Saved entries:
----

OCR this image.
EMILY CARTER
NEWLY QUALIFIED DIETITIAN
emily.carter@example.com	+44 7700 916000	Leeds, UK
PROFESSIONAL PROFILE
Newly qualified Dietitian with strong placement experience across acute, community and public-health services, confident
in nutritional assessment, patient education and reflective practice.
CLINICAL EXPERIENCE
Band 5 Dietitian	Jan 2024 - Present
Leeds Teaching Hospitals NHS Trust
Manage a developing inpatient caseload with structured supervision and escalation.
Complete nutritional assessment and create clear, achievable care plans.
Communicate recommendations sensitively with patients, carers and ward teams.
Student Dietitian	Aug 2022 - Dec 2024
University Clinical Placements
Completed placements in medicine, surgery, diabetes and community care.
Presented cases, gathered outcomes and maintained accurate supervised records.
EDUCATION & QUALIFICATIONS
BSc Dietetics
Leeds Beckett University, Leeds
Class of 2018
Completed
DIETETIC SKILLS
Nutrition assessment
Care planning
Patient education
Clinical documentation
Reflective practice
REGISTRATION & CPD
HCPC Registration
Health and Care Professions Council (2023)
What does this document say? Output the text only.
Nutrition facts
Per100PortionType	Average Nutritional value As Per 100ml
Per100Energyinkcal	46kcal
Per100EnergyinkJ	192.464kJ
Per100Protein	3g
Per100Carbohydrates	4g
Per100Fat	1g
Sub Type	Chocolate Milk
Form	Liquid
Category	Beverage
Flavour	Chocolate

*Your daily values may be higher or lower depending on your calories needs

----

Go to the line holding "What does this" in the entries above and return it, along with every line after it, exactly as written.

Final answer:
What does this document say? Output the text only.
Nutrition facts
Per100PortionType	Average Nutritional value As Per 100ml
Per100Energyinkcal	46kcal
Per100EnergyinkJ	192.464kJ
Per100Protein	3g
Per100Carbohydrates	4g
Per100Fat	1g
Sub Type	Chocolate Milk
Form	Liquid
Category	Beverage
Flavour	Chocolate

*Your daily values may be higher or lower depending on your calories needs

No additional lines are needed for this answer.